◆ WHAT TO PRODUCE: Omit all images. Transcribe the rest of the material below exactly.
---
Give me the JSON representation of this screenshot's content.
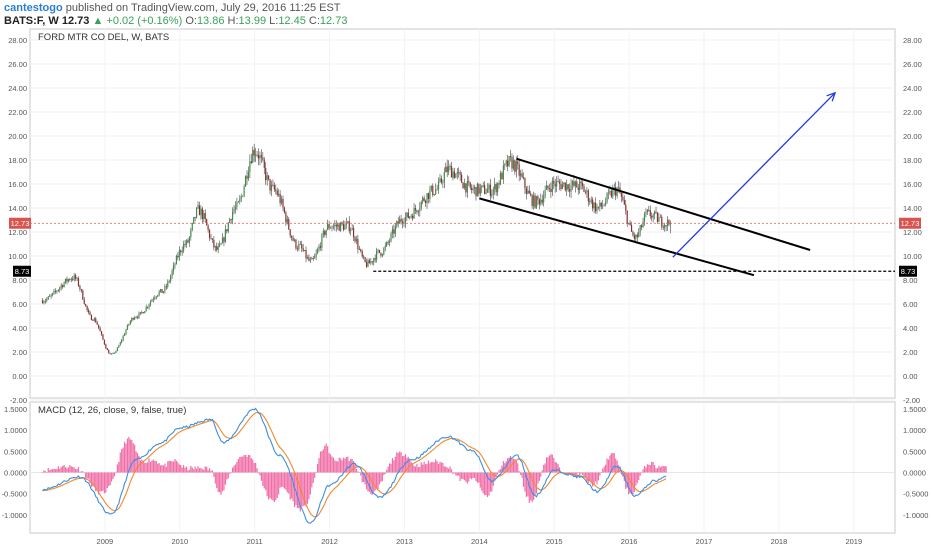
{
  "header": {
    "author": "cantestogo",
    "published_text": "published on TradingView.com, July 29, 2016 11:25 EST",
    "symbol": "BATS:F, W",
    "last": "12.73",
    "change_arrow": "▲",
    "change": "+0.02 (+0.16%)",
    "o_label": "O:",
    "o_value": "13.86",
    "h_label": "H:",
    "h_value": "13.99",
    "l_label": "L:",
    "l_value": "12.45",
    "c_label": "C:",
    "c_value": "12.73"
  },
  "main_pane": {
    "legend": "FORD MTR CO DEL, W, BATS",
    "y_ticks": [
      "28.00",
      "26.00",
      "24.00",
      "22.00",
      "20.00",
      "18.00",
      "16.00",
      "14.00",
      "12.00",
      "10.00",
      "8.00",
      "6.00",
      "4.00",
      "2.00",
      "0.00",
      "-2.00"
    ],
    "price_marker": "12.73",
    "support_marker": "8.73"
  },
  "macd_pane": {
    "legend": "MACD (12, 26, close, 9, false, true)",
    "y_ticks": [
      "1.5000",
      "1.0000",
      "0.5000",
      "0.0000",
      "-0.5000",
      "-1.0000"
    ]
  },
  "x_axis": {
    "ticks": [
      "2009",
      "2010",
      "2011",
      "2012",
      "2013",
      "2014",
      "2015",
      "2016",
      "2017",
      "2018",
      "2019"
    ]
  },
  "colors": {
    "up": "#3d8c4f",
    "down": "#8b2e2e",
    "price_line": "#d9534f",
    "macd_line": "#3d8fe0",
    "signal_line": "#f08a2c",
    "histogram": "#f06fa8",
    "target_arrow": "#1f3bdb",
    "channel": "#000000"
  },
  "chart_data": {
    "type": "candlestick",
    "interval": "W",
    "ylim": [
      -2,
      29
    ],
    "anchors": [
      {
        "x": "2008-03",
        "y": 6.3
      },
      {
        "x": "2008-08",
        "y": 8.2
      },
      {
        "x": "2008-11",
        "y": 4.8
      },
      {
        "x": "2009-02",
        "y": 1.8
      },
      {
        "x": "2009-06",
        "y": 5.0
      },
      {
        "x": "2009-10",
        "y": 7.0
      },
      {
        "x": "2010-02",
        "y": 11.0
      },
      {
        "x": "2010-04",
        "y": 13.8
      },
      {
        "x": "2010-07",
        "y": 10.5
      },
      {
        "x": "2010-10",
        "y": 14.0
      },
      {
        "x": "2011-01",
        "y": 18.8
      },
      {
        "x": "2011-04",
        "y": 15.5
      },
      {
        "x": "2011-08",
        "y": 10.8
      },
      {
        "x": "2011-10",
        "y": 9.5
      },
      {
        "x": "2012-01",
        "y": 12.5
      },
      {
        "x": "2012-04",
        "y": 12.5
      },
      {
        "x": "2012-07",
        "y": 9.3
      },
      {
        "x": "2012-09",
        "y": 10.3
      },
      {
        "x": "2013-01",
        "y": 13.2
      },
      {
        "x": "2013-06",
        "y": 15.5
      },
      {
        "x": "2013-08",
        "y": 17.2
      },
      {
        "x": "2013-12",
        "y": 15.5
      },
      {
        "x": "2014-03",
        "y": 15.5
      },
      {
        "x": "2014-06",
        "y": 17.8
      },
      {
        "x": "2014-10",
        "y": 14.5
      },
      {
        "x": "2015-01",
        "y": 16.0
      },
      {
        "x": "2015-05",
        "y": 15.8
      },
      {
        "x": "2015-08",
        "y": 14.0
      },
      {
        "x": "2015-11",
        "y": 15.5
      },
      {
        "x": "2016-02",
        "y": 11.5
      },
      {
        "x": "2016-04",
        "y": 13.5
      },
      {
        "x": "2016-07",
        "y": 12.73
      }
    ],
    "last_close": 12.73,
    "drawings": [
      {
        "type": "trend_line",
        "name": "channel upper",
        "from": {
          "x": "2014-07",
          "y": 18.1
        },
        "to": {
          "x": "2018-06",
          "y": 10.5
        }
      },
      {
        "type": "trend_line",
        "name": "channel lower",
        "from": {
          "x": "2014-01",
          "y": 14.8
        },
        "to": {
          "x": "2017-09",
          "y": 8.4
        }
      },
      {
        "type": "horizontal_ray",
        "name": "support",
        "from": {
          "x": "2012-08",
          "y": 8.73
        }
      },
      {
        "type": "arrow",
        "name": "projection",
        "from": {
          "x": "2016-08",
          "y": 9.9
        },
        "to": {
          "x": "2018-10",
          "y": 23.6
        }
      }
    ],
    "macd": {
      "params": "12, 26, close, 9, false, true",
      "ylim": [
        -1.3,
        1.55
      ],
      "anchors": [
        {
          "x": "2008-03",
          "y": -0.4
        },
        {
          "x": "2008-09",
          "y": -0.1
        },
        {
          "x": "2009-02",
          "y": -1.0
        },
        {
          "x": "2009-06",
          "y": 0.3
        },
        {
          "x": "2009-10",
          "y": 0.7
        },
        {
          "x": "2010-01",
          "y": 1.05
        },
        {
          "x": "2010-06",
          "y": 1.25
        },
        {
          "x": "2010-08",
          "y": 0.7
        },
        {
          "x": "2011-01",
          "y": 1.5
        },
        {
          "x": "2011-05",
          "y": 0.4
        },
        {
          "x": "2011-10",
          "y": -1.2
        },
        {
          "x": "2012-01",
          "y": -0.3
        },
        {
          "x": "2012-05",
          "y": 0.2
        },
        {
          "x": "2012-09",
          "y": -0.6
        },
        {
          "x": "2013-02",
          "y": 0.3
        },
        {
          "x": "2013-08",
          "y": 0.85
        },
        {
          "x": "2013-12",
          "y": 0.5
        },
        {
          "x": "2014-03",
          "y": -0.2
        },
        {
          "x": "2014-07",
          "y": 0.4
        },
        {
          "x": "2014-10",
          "y": -0.55
        },
        {
          "x": "2015-01",
          "y": 0.05
        },
        {
          "x": "2015-05",
          "y": -0.1
        },
        {
          "x": "2015-08",
          "y": -0.45
        },
        {
          "x": "2015-11",
          "y": 0.15
        },
        {
          "x": "2016-02",
          "y": -0.55
        },
        {
          "x": "2016-05",
          "y": -0.2
        },
        {
          "x": "2016-07",
          "y": -0.1
        }
      ]
    }
  }
}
---
◆ TASK RESULT:
Give me the JSON representation of this screenshot's content.
{
  "header": {
    "author": "cantestogo",
    "published_text": "published on TradingView.com, July 29, 2016 11:25 EST",
    "symbol": "BATS:F, W",
    "last": "12.73",
    "change_arrow": "▲",
    "change": "+0.02 (+0.16%)",
    "o_label": "O:",
    "o_value": "13.86",
    "h_label": "H:",
    "h_value": "13.99",
    "l_label": "L:",
    "l_value": "12.45",
    "c_label": "C:",
    "c_value": "12.73"
  },
  "main_pane": {
    "legend": "FORD MTR CO DEL, W, BATS",
    "y_ticks": [
      "28.00",
      "26.00",
      "24.00",
      "22.00",
      "20.00",
      "18.00",
      "16.00",
      "14.00",
      "12.00",
      "10.00",
      "8.00",
      "6.00",
      "4.00",
      "2.00",
      "0.00",
      "-2.00"
    ],
    "price_marker": "12.73",
    "support_marker": "8.73"
  },
  "macd_pane": {
    "legend": "MACD (12, 26, close, 9, false, true)",
    "y_ticks": [
      "1.5000",
      "1.0000",
      "0.5000",
      "0.0000",
      "-0.5000",
      "-1.0000"
    ]
  },
  "x_axis": {
    "ticks": [
      "2009",
      "2010",
      "2011",
      "2012",
      "2013",
      "2014",
      "2015",
      "2016",
      "2017",
      "2018",
      "2019"
    ]
  },
  "colors": {
    "up": "#3d8c4f",
    "down": "#8b2e2e",
    "price_line": "#d9534f",
    "macd_line": "#3d8fe0",
    "signal_line": "#f08a2c",
    "histogram": "#f06fa8",
    "target_arrow": "#1f3bdb",
    "channel": "#000000"
  },
  "chart_data": {
    "type": "candlestick",
    "interval": "W",
    "ylim": [
      -2,
      29
    ],
    "anchors": [
      {
        "x": "2008-03",
        "y": 6.3
      },
      {
        "x": "2008-08",
        "y": 8.2
      },
      {
        "x": "2008-11",
        "y": 4.8
      },
      {
        "x": "2009-02",
        "y": 1.8
      },
      {
        "x": "2009-06",
        "y": 5.0
      },
      {
        "x": "2009-10",
        "y": 7.0
      },
      {
        "x": "2010-02",
        "y": 11.0
      },
      {
        "x": "2010-04",
        "y": 13.8
      },
      {
        "x": "2010-07",
        "y": 10.5
      },
      {
        "x": "2010-10",
        "y": 14.0
      },
      {
        "x": "2011-01",
        "y": 18.8
      },
      {
        "x": "2011-04",
        "y": 15.5
      },
      {
        "x": "2011-08",
        "y": 10.8
      },
      {
        "x": "2011-10",
        "y": 9.5
      },
      {
        "x": "2012-01",
        "y": 12.5
      },
      {
        "x": "2012-04",
        "y": 12.5
      },
      {
        "x": "2012-07",
        "y": 9.3
      },
      {
        "x": "2012-09",
        "y": 10.3
      },
      {
        "x": "2013-01",
        "y": 13.2
      },
      {
        "x": "2013-06",
        "y": 15.5
      },
      {
        "x": "2013-08",
        "y": 17.2
      },
      {
        "x": "2013-12",
        "y": 15.5
      },
      {
        "x": "2014-03",
        "y": 15.5
      },
      {
        "x": "2014-06",
        "y": 17.8
      },
      {
        "x": "2014-10",
        "y": 14.5
      },
      {
        "x": "2015-01",
        "y": 16.0
      },
      {
        "x": "2015-05",
        "y": 15.8
      },
      {
        "x": "2015-08",
        "y": 14.0
      },
      {
        "x": "2015-11",
        "y": 15.5
      },
      {
        "x": "2016-02",
        "y": 11.5
      },
      {
        "x": "2016-04",
        "y": 13.5
      },
      {
        "x": "2016-07",
        "y": 12.73
      }
    ],
    "last_close": 12.73,
    "drawings": [
      {
        "type": "trend_line",
        "name": "channel upper",
        "from": {
          "x": "2014-07",
          "y": 18.1
        },
        "to": {
          "x": "2018-06",
          "y": 10.5
        }
      },
      {
        "type": "trend_line",
        "name": "channel lower",
        "from": {
          "x": "2014-01",
          "y": 14.8
        },
        "to": {
          "x": "2017-09",
          "y": 8.4
        }
      },
      {
        "type": "horizontal_ray",
        "name": "support",
        "from": {
          "x": "2012-08",
          "y": 8.73
        }
      },
      {
        "type": "arrow",
        "name": "projection",
        "from": {
          "x": "2016-08",
          "y": 9.9
        },
        "to": {
          "x": "2018-10",
          "y": 23.6
        }
      }
    ],
    "macd": {
      "params": "12, 26, close, 9, false, true",
      "ylim": [
        -1.3,
        1.55
      ],
      "anchors": [
        {
          "x": "2008-03",
          "y": -0.4
        },
        {
          "x": "2008-09",
          "y": -0.1
        },
        {
          "x": "2009-02",
          "y": -1.0
        },
        {
          "x": "2009-06",
          "y": 0.3
        },
        {
          "x": "2009-10",
          "y": 0.7
        },
        {
          "x": "2010-01",
          "y": 1.05
        },
        {
          "x": "2010-06",
          "y": 1.25
        },
        {
          "x": "2010-08",
          "y": 0.7
        },
        {
          "x": "2011-01",
          "y": 1.5
        },
        {
          "x": "2011-05",
          "y": 0.4
        },
        {
          "x": "2011-10",
          "y": -1.2
        },
        {
          "x": "2012-01",
          "y": -0.3
        },
        {
          "x": "2012-05",
          "y": 0.2
        },
        {
          "x": "2012-09",
          "y": -0.6
        },
        {
          "x": "2013-02",
          "y": 0.3
        },
        {
          "x": "2013-08",
          "y": 0.85
        },
        {
          "x": "2013-12",
          "y": 0.5
        },
        {
          "x": "2014-03",
          "y": -0.2
        },
        {
          "x": "2014-07",
          "y": 0.4
        },
        {
          "x": "2014-10",
          "y": -0.55
        },
        {
          "x": "2015-01",
          "y": 0.05
        },
        {
          "x": "2015-05",
          "y": -0.1
        },
        {
          "x": "2015-08",
          "y": -0.45
        },
        {
          "x": "2015-11",
          "y": 0.15
        },
        {
          "x": "2016-02",
          "y": -0.55
        },
        {
          "x": "2016-05",
          "y": -0.2
        },
        {
          "x": "2016-07",
          "y": -0.1
        }
      ]
    }
  }
}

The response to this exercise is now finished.